:: Stated problem ::
Leave out the pictures and repeat the rest of the material exactly.

:: Material ::
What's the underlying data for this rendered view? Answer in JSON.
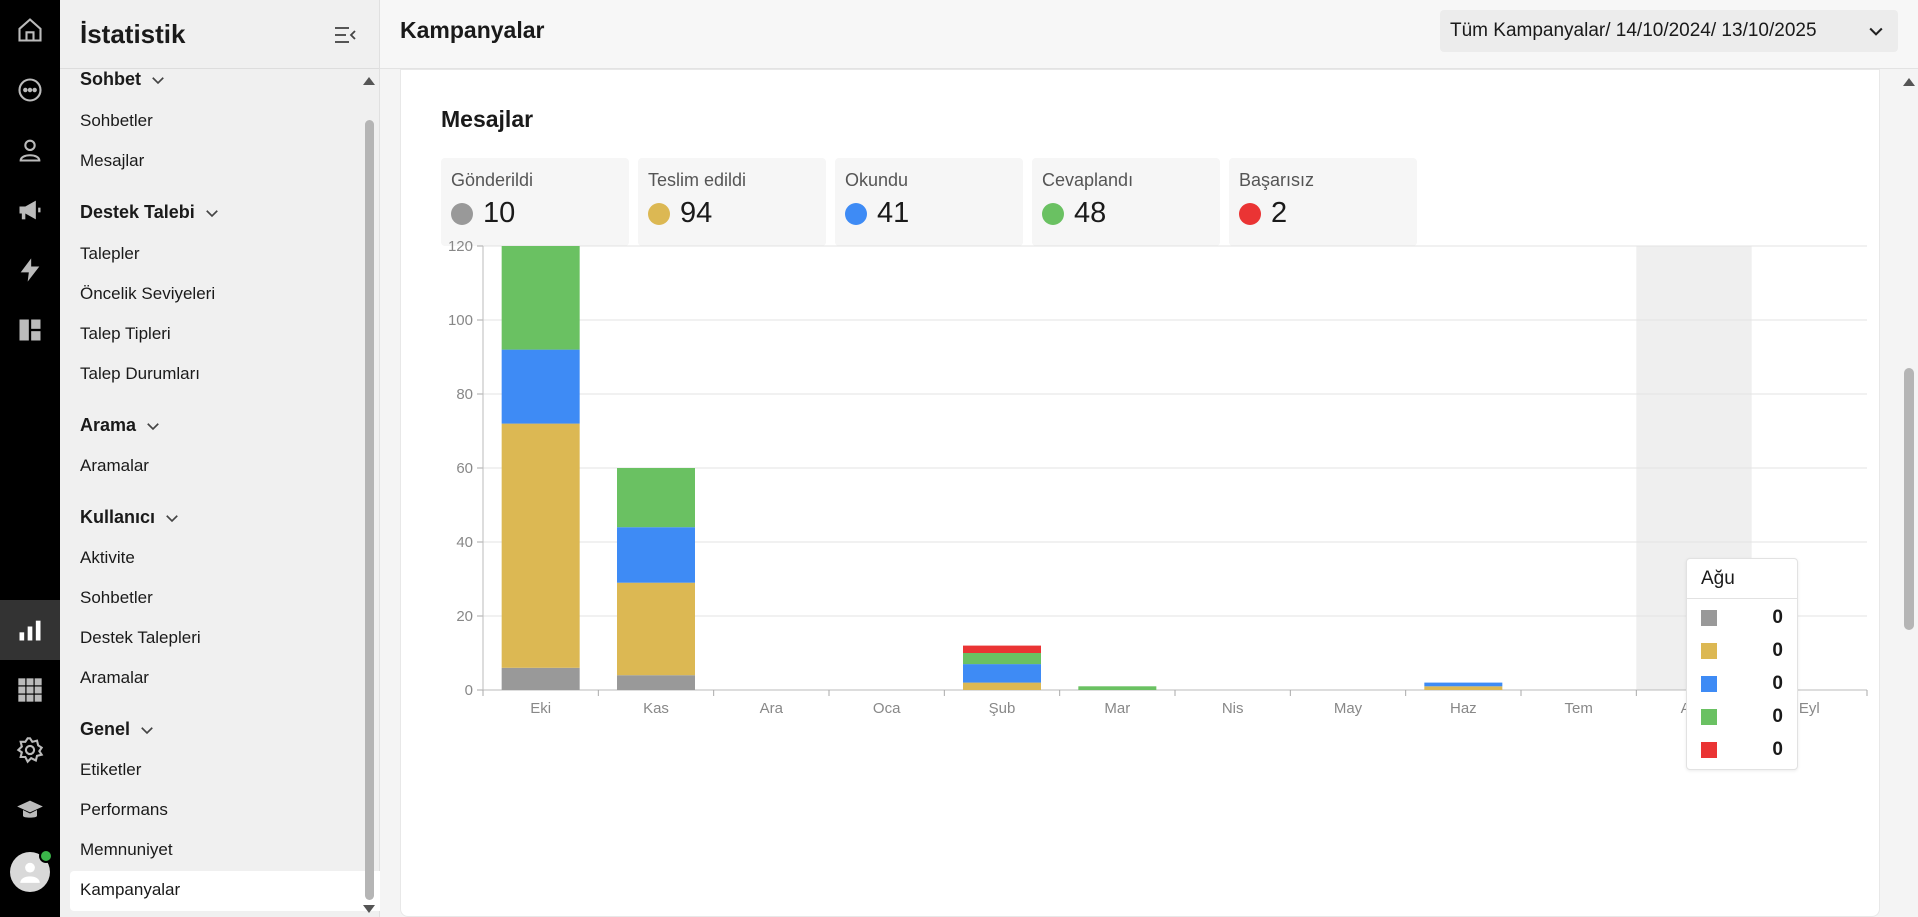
{
  "rail": {
    "items": [
      {
        "name": "home-icon"
      },
      {
        "name": "chat-icon"
      },
      {
        "name": "user-icon"
      },
      {
        "name": "megaphone-icon"
      },
      {
        "name": "lightning-icon"
      },
      {
        "name": "dashboard-icon"
      },
      {
        "name": "bar-chart-icon",
        "active": true
      },
      {
        "name": "apps-grid-icon"
      },
      {
        "name": "gear-icon"
      },
      {
        "name": "graduation-cap-icon"
      }
    ]
  },
  "sidebar": {
    "title": "İstatistik",
    "sections": [
      {
        "label": "Sohbet",
        "items": [
          "Sohbetler",
          "Mesajlar"
        ]
      },
      {
        "label": "Destek Talebi",
        "items": [
          "Talepler",
          "Öncelik Seviyeleri",
          "Talep Tipleri",
          "Talep Durumları"
        ]
      },
      {
        "label": "Arama",
        "items": [
          "Aramalar"
        ]
      },
      {
        "label": "Kullanıcı",
        "items": [
          "Aktivite",
          "Sohbetler",
          "Destek Talepleri",
          "Aramalar"
        ]
      },
      {
        "label": "Genel",
        "items": [
          "Etiketler",
          "Performans",
          "Memnuniyet",
          "Kampanyalar"
        ]
      }
    ],
    "active_item": "Kampanyalar"
  },
  "header": {
    "title": "Kampanyalar",
    "filter_label": "Tüm Kampanyalar/ 14/10/2024/ 13/10/2025"
  },
  "card": {
    "title": "Mesajlar",
    "stats": [
      {
        "label": "Gönderildi",
        "value": "10",
        "color": "#999999"
      },
      {
        "label": "Teslim edildi",
        "value": "94",
        "color": "#dcb853"
      },
      {
        "label": "Okundu",
        "value": "41",
        "color": "#3e8bf5"
      },
      {
        "label": "Cevaplandı",
        "value": "48",
        "color": "#6ac162"
      },
      {
        "label": "Başarısız",
        "value": "2",
        "color": "#ea3434"
      }
    ]
  },
  "chart_data": {
    "type": "bar",
    "stacked": true,
    "categories": [
      "Eki",
      "Kas",
      "Ara",
      "Oca",
      "Şub",
      "Mar",
      "Nis",
      "May",
      "Haz",
      "Tem",
      "Ağu",
      "Eyl"
    ],
    "series": [
      {
        "color": "#999999",
        "values": [
          6,
          4,
          0,
          0,
          0,
          0,
          0,
          0,
          0,
          0,
          0,
          0
        ]
      },
      {
        "color": "#dcb853",
        "values": [
          66,
          25,
          0,
          0,
          2,
          0,
          0,
          0,
          1,
          0,
          0,
          0
        ]
      },
      {
        "color": "#3e8bf5",
        "values": [
          20,
          15,
          0,
          0,
          5,
          0,
          0,
          0,
          1,
          0,
          0,
          0
        ]
      },
      {
        "color": "#6ac162",
        "values": [
          28,
          16,
          0,
          0,
          3,
          1,
          0,
          0,
          0,
          0,
          0,
          0
        ]
      },
      {
        "color": "#ea3434",
        "values": [
          0,
          0,
          0,
          0,
          2,
          0,
          0,
          0,
          0,
          0,
          0,
          0
        ]
      }
    ],
    "ylim": [
      0,
      120
    ],
    "yticks": [
      "0",
      "20",
      "40",
      "60",
      "80",
      "100",
      "120"
    ],
    "grid": true,
    "highlighted_category": "Ağu",
    "tooltip": {
      "title": "Ağu",
      "values": [
        "0",
        "0",
        "0",
        "0",
        "0"
      ]
    }
  }
}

:: Finished task ::
What's the underlying data for this rendered view? Answer in JSON.
{
  "rail": {
    "items": [
      {
        "name": "home-icon"
      },
      {
        "name": "chat-icon"
      },
      {
        "name": "user-icon"
      },
      {
        "name": "megaphone-icon"
      },
      {
        "name": "lightning-icon"
      },
      {
        "name": "dashboard-icon"
      },
      {
        "name": "bar-chart-icon",
        "active": true
      },
      {
        "name": "apps-grid-icon"
      },
      {
        "name": "gear-icon"
      },
      {
        "name": "graduation-cap-icon"
      }
    ]
  },
  "sidebar": {
    "title": "İstatistik",
    "sections": [
      {
        "label": "Sohbet",
        "items": [
          "Sohbetler",
          "Mesajlar"
        ]
      },
      {
        "label": "Destek Talebi",
        "items": [
          "Talepler",
          "Öncelik Seviyeleri",
          "Talep Tipleri",
          "Talep Durumları"
        ]
      },
      {
        "label": "Arama",
        "items": [
          "Aramalar"
        ]
      },
      {
        "label": "Kullanıcı",
        "items": [
          "Aktivite",
          "Sohbetler",
          "Destek Talepleri",
          "Aramalar"
        ]
      },
      {
        "label": "Genel",
        "items": [
          "Etiketler",
          "Performans",
          "Memnuniyet",
          "Kampanyalar"
        ]
      }
    ],
    "active_item": "Kampanyalar"
  },
  "header": {
    "title": "Kampanyalar",
    "filter_label": "Tüm Kampanyalar/ 14/10/2024/ 13/10/2025"
  },
  "card": {
    "title": "Mesajlar",
    "stats": [
      {
        "label": "Gönderildi",
        "value": "10",
        "color": "#999999"
      },
      {
        "label": "Teslim edildi",
        "value": "94",
        "color": "#dcb853"
      },
      {
        "label": "Okundu",
        "value": "41",
        "color": "#3e8bf5"
      },
      {
        "label": "Cevaplandı",
        "value": "48",
        "color": "#6ac162"
      },
      {
        "label": "Başarısız",
        "value": "2",
        "color": "#ea3434"
      }
    ]
  },
  "chart_data": {
    "type": "bar",
    "stacked": true,
    "categories": [
      "Eki",
      "Kas",
      "Ara",
      "Oca",
      "Şub",
      "Mar",
      "Nis",
      "May",
      "Haz",
      "Tem",
      "Ağu",
      "Eyl"
    ],
    "series": [
      {
        "color": "#999999",
        "values": [
          6,
          4,
          0,
          0,
          0,
          0,
          0,
          0,
          0,
          0,
          0,
          0
        ]
      },
      {
        "color": "#dcb853",
        "values": [
          66,
          25,
          0,
          0,
          2,
          0,
          0,
          0,
          1,
          0,
          0,
          0
        ]
      },
      {
        "color": "#3e8bf5",
        "values": [
          20,
          15,
          0,
          0,
          5,
          0,
          0,
          0,
          1,
          0,
          0,
          0
        ]
      },
      {
        "color": "#6ac162",
        "values": [
          28,
          16,
          0,
          0,
          3,
          1,
          0,
          0,
          0,
          0,
          0,
          0
        ]
      },
      {
        "color": "#ea3434",
        "values": [
          0,
          0,
          0,
          0,
          2,
          0,
          0,
          0,
          0,
          0,
          0,
          0
        ]
      }
    ],
    "ylim": [
      0,
      120
    ],
    "yticks": [
      "0",
      "20",
      "40",
      "60",
      "80",
      "100",
      "120"
    ],
    "grid": true,
    "highlighted_category": "Ağu",
    "tooltip": {
      "title": "Ağu",
      "values": [
        "0",
        "0",
        "0",
        "0",
        "0"
      ]
    }
  }
}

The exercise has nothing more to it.